_Aim_. Show all lines holding the string "China".

========

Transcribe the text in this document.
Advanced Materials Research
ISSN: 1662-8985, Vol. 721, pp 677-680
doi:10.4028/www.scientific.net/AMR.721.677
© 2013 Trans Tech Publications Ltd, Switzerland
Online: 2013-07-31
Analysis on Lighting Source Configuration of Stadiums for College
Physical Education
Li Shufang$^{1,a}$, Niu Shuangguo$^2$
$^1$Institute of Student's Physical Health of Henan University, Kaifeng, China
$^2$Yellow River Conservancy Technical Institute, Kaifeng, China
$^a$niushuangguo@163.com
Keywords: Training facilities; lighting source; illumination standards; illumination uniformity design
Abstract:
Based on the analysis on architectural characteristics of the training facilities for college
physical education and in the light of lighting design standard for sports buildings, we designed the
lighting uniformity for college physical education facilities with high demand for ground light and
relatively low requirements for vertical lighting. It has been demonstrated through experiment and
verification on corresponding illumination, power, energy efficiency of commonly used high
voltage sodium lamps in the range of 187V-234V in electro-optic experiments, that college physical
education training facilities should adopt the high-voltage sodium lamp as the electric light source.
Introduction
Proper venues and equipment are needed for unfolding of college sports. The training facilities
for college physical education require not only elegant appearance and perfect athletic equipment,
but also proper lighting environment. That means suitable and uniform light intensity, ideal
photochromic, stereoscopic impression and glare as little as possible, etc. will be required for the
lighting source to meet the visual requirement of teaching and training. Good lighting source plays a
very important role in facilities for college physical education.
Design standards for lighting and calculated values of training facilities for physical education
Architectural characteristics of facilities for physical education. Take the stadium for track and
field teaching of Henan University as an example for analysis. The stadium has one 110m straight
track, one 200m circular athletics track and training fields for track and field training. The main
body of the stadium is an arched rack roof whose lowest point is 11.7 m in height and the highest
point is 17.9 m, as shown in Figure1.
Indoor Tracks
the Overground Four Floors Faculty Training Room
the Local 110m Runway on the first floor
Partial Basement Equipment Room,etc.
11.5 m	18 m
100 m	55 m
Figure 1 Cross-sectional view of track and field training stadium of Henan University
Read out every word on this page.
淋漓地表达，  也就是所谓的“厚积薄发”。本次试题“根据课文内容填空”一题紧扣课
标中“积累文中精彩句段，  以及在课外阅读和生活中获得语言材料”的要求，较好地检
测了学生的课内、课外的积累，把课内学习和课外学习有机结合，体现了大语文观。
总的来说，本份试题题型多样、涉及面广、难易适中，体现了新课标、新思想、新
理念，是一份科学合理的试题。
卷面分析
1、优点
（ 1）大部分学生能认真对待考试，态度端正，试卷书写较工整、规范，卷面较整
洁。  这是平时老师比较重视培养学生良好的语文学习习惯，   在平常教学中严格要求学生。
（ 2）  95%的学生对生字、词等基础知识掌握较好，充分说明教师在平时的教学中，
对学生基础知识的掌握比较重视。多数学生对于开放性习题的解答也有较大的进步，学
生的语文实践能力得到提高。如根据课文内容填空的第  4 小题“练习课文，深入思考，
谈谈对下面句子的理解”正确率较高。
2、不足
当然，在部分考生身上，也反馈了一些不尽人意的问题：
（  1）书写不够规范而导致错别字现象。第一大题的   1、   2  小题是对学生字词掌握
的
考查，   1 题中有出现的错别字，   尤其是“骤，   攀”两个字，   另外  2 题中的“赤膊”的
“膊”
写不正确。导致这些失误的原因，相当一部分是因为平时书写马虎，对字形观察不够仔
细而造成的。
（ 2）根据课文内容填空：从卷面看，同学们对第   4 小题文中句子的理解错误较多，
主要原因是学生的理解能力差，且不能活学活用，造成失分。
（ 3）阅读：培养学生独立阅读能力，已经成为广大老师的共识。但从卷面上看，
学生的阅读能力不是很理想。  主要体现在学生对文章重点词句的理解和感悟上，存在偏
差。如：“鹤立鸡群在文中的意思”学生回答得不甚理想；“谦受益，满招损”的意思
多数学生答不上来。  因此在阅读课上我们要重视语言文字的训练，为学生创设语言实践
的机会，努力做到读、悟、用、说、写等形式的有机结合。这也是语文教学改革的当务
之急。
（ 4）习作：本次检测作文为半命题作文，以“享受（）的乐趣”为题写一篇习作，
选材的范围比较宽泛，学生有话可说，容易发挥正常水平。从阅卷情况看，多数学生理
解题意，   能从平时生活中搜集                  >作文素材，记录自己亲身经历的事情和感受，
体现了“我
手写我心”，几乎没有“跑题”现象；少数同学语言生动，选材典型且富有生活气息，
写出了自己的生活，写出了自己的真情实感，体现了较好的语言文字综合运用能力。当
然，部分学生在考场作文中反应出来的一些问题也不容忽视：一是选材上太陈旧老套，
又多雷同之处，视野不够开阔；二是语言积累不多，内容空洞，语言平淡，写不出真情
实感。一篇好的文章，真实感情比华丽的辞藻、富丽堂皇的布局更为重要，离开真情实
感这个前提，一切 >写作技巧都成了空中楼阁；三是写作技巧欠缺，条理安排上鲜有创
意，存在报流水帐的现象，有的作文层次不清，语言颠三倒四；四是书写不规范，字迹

========

_Right answer_.
$^1$Institute of Student's Physical Health of Henan University, Kaifeng, China
$^2$Yellow River Conservancy Technical Institute, Kaifeng, China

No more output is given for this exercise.